--- begin ---
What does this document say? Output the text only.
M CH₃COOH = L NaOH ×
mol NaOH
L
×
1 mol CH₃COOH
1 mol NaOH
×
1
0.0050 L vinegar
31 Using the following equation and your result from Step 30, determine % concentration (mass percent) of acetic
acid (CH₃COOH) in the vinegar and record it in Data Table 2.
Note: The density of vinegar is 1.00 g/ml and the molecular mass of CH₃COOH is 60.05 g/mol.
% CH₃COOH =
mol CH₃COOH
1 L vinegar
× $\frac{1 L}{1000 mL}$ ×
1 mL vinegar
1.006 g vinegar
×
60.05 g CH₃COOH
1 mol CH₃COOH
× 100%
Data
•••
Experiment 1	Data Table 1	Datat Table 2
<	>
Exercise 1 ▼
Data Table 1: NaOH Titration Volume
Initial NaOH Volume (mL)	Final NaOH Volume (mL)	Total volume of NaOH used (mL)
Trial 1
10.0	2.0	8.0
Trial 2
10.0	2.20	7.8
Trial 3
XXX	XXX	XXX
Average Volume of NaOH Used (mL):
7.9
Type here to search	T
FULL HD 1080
--- end ---
◆ **Task brief**:
Extract the complete listing above, reproducing each line exactly.

◆ **Complete answer**:
What does this document say? Output the text only.
M CH₃COOH = L NaOH ×
mol NaOH
L
×
1 mol CH₃COOH
1 mol NaOH
×
1
0.0050 L vinegar
31 Using the following equation and your result from Step 30, determine % concentration (mass percent) of acetic
acid (CH₃COOH) in the vinegar and record it in Data Table 2.
Note: The density of vinegar is 1.00 g/ml and the molecular mass of CH₃COOH is 60.05 g/mol.
% CH₃COOH =
mol CH₃COOH
1 L vinegar
× $\frac{1 L}{1000 mL}$ ×
1 mL vinegar
1.006 g vinegar
×
60.05 g CH₃COOH
1 mol CH₃COOH
× 100%
Data
•••
Experiment 1	Data Table 1	Datat Table 2
<	>
Exercise 1 ▼
Data Table 1: NaOH Titration Volume
Initial NaOH Volume (mL)	Final NaOH Volume (mL)	Total volume of NaOH used (mL)
Trial 1
10.0	2.0	8.0
Trial 2
10.0	2.20	7.8
Trial 3
XXX	XXX	XXX
Average Volume of NaOH Used (mL):
7.9
Type here to search	T
FULL HD 1080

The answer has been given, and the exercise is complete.